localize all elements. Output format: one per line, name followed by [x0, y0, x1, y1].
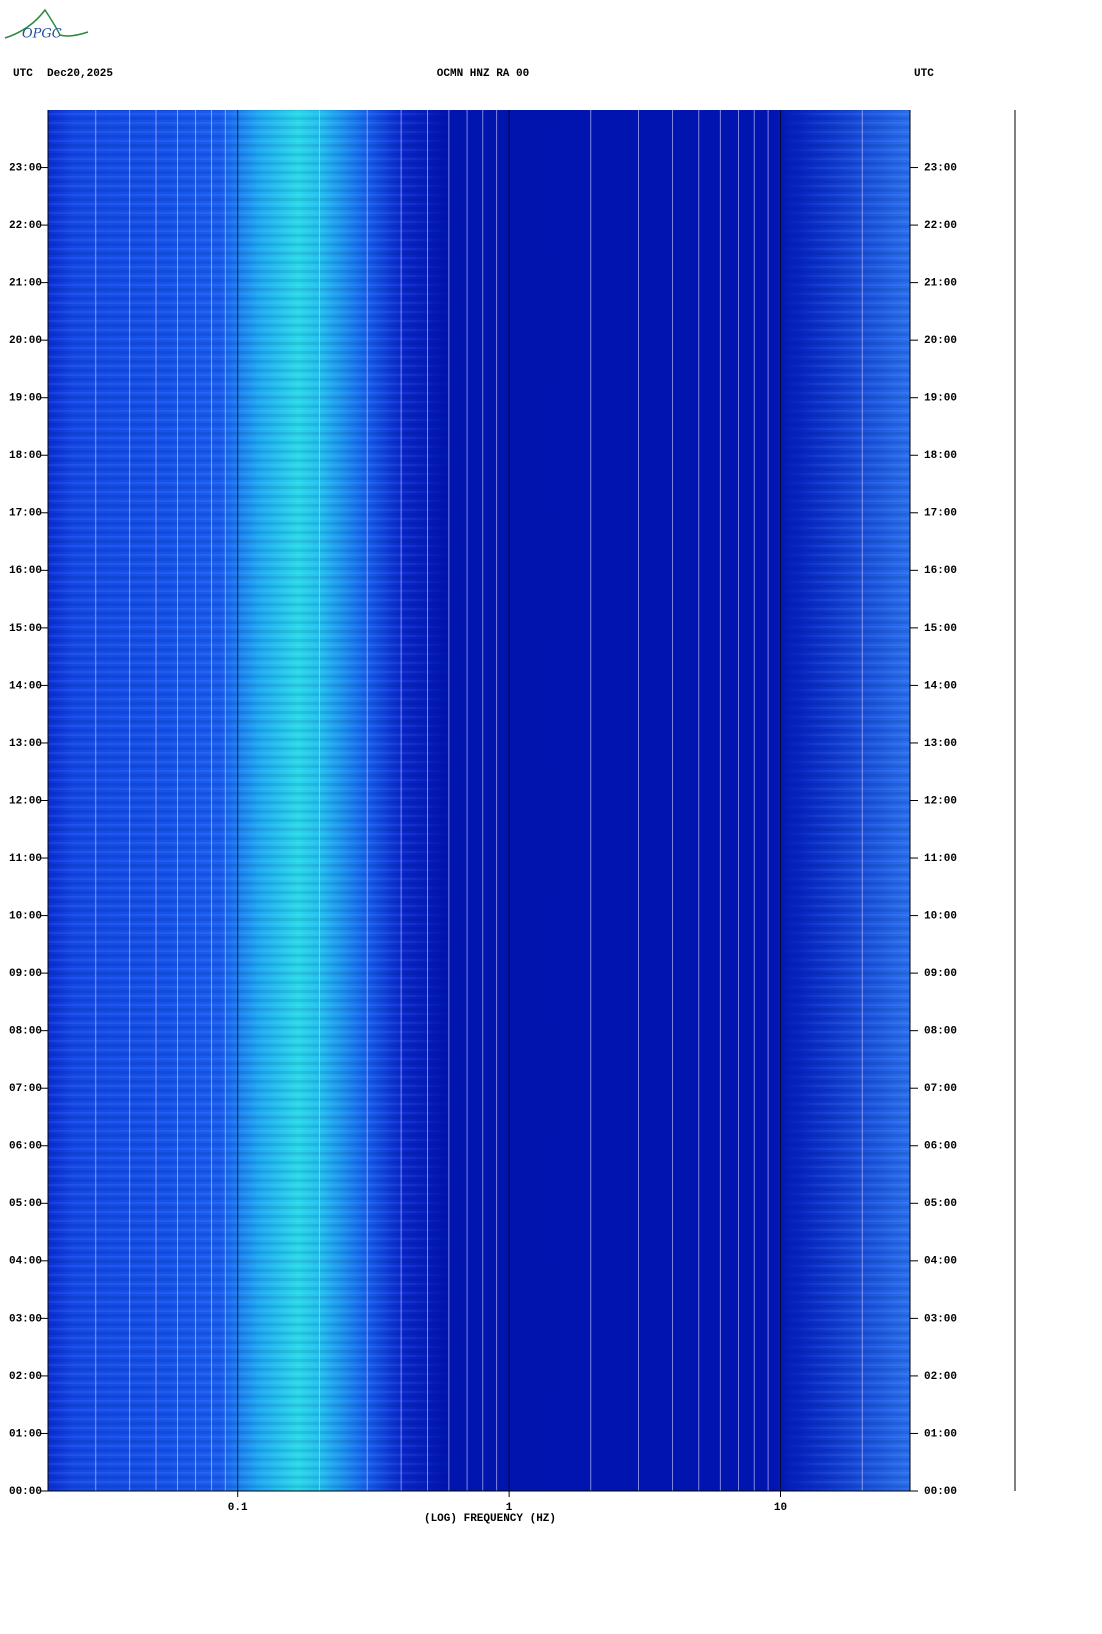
- x-tick-label: 10: [774, 1502, 787, 1514]
- y-tick-label: 05:00: [9, 1198, 42, 1210]
- y-tick-label: 10:00: [924, 910, 957, 922]
- y-tick-label: 22:00: [9, 220, 42, 232]
- y-tick-label: 11:00: [9, 853, 42, 865]
- y-tick-label: 15:00: [9, 623, 42, 635]
- y-tick-label: 06:00: [924, 1141, 957, 1153]
- x-tick-label: 1: [506, 1502, 513, 1514]
- y-tick-label: 03:00: [9, 1313, 42, 1325]
- y-tick-label: 14:00: [9, 680, 42, 692]
- y-tick-label: 06:00: [9, 1141, 42, 1153]
- x-tick-label: 0.1: [228, 1502, 248, 1514]
- y-tick-label: 11:00: [924, 853, 957, 865]
- logo: OPGC: [4, 8, 89, 42]
- y-tick-label: 14:00: [924, 680, 957, 692]
- y-tick-label: 15:00: [924, 623, 957, 635]
- y-tick-label: 23:00: [9, 162, 42, 174]
- y-tick-label: 21:00: [9, 278, 42, 290]
- x-axis-label: (LOG) FREQUENCY (HZ): [424, 1513, 556, 1525]
- right-label: UTC: [914, 68, 934, 80]
- y-tick-label: 03:00: [924, 1313, 957, 1325]
- y-tick-label: 08:00: [9, 1026, 42, 1038]
- y-tick-label: 00:00: [924, 1486, 957, 1498]
- y-tick-label: 02:00: [9, 1371, 42, 1383]
- y-tick-label: 07:00: [924, 1083, 957, 1095]
- logo-text: OPGC: [22, 27, 62, 42]
- chart-title: OCMN HNZ RA 00: [437, 68, 529, 80]
- y-tick-label: 10:00: [9, 910, 42, 922]
- y-tick-label: 17:00: [9, 508, 42, 520]
- y-tick-label: 20:00: [9, 335, 42, 347]
- y-tick-label: 19:00: [9, 393, 42, 405]
- y-tick-label: 02:00: [924, 1371, 957, 1383]
- y-tick-label: 09:00: [9, 968, 42, 980]
- y-tick-label: 01:00: [9, 1428, 42, 1440]
- y-tick-label: 22:00: [924, 220, 957, 232]
- date: Dec20,2025: [47, 68, 113, 80]
- spectrogram-texture: [48, 110, 910, 1491]
- y-tick-label: 07:00: [9, 1083, 42, 1095]
- y-tick-label: 09:00: [924, 968, 957, 980]
- y-tick-label: 04:00: [924, 1256, 957, 1268]
- y-tick-label: 12:00: [924, 795, 957, 807]
- y-tick-label: 16:00: [9, 565, 42, 577]
- y-tick-label: 13:00: [924, 738, 957, 750]
- y-tick-label: 00:00: [9, 1486, 42, 1498]
- y-tick-label: 21:00: [924, 278, 957, 290]
- y-tick-label: 13:00: [9, 738, 42, 750]
- left-label: UTC: [13, 68, 33, 80]
- y-tick-label: 12:00: [9, 795, 42, 807]
- y-tick-label: 19:00: [924, 393, 957, 405]
- y-tick-label: 20:00: [924, 335, 957, 347]
- y-tick-label: 16:00: [924, 565, 957, 577]
- y-tick-label: 05:00: [924, 1198, 957, 1210]
- y-tick-label: 08:00: [924, 1026, 957, 1038]
- y-tick-label: 04:00: [9, 1256, 42, 1268]
- y-tick-label: 18:00: [924, 450, 957, 462]
- y-tick-label: 01:00: [924, 1428, 957, 1440]
- y-tick-label: 18:00: [9, 450, 42, 462]
- y-tick-label: 23:00: [924, 162, 957, 174]
- y-tick-label: 17:00: [924, 508, 957, 520]
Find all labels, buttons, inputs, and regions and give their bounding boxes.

+ + + +

Echo the lines above unchanged, starting with the line containing "- x-tick-label: 10: [774, 1502, 787, 1514]" and ending with the line containing "- x-tick-label: 0.1: [228, 1502, 248, 1514]", both included.

◆ RESPONSE BELOW ◆
- x-tick-label: 10: [774, 1502, 787, 1514]
- y-tick-label: 05:00: [9, 1198, 42, 1210]
- y-tick-label: 10:00: [924, 910, 957, 922]
- y-tick-label: 22:00: [9, 220, 42, 232]
- y-tick-label: 11:00: [9, 853, 42, 865]
- y-tick-label: 15:00: [9, 623, 42, 635]
- y-tick-label: 06:00: [924, 1141, 957, 1153]
- x-tick-label: 1: [506, 1502, 513, 1514]
- y-tick-label: 03:00: [9, 1313, 42, 1325]
- y-tick-label: 14:00: [9, 680, 42, 692]
- y-tick-label: 06:00: [9, 1141, 42, 1153]
- x-tick-label: 0.1: [228, 1502, 248, 1514]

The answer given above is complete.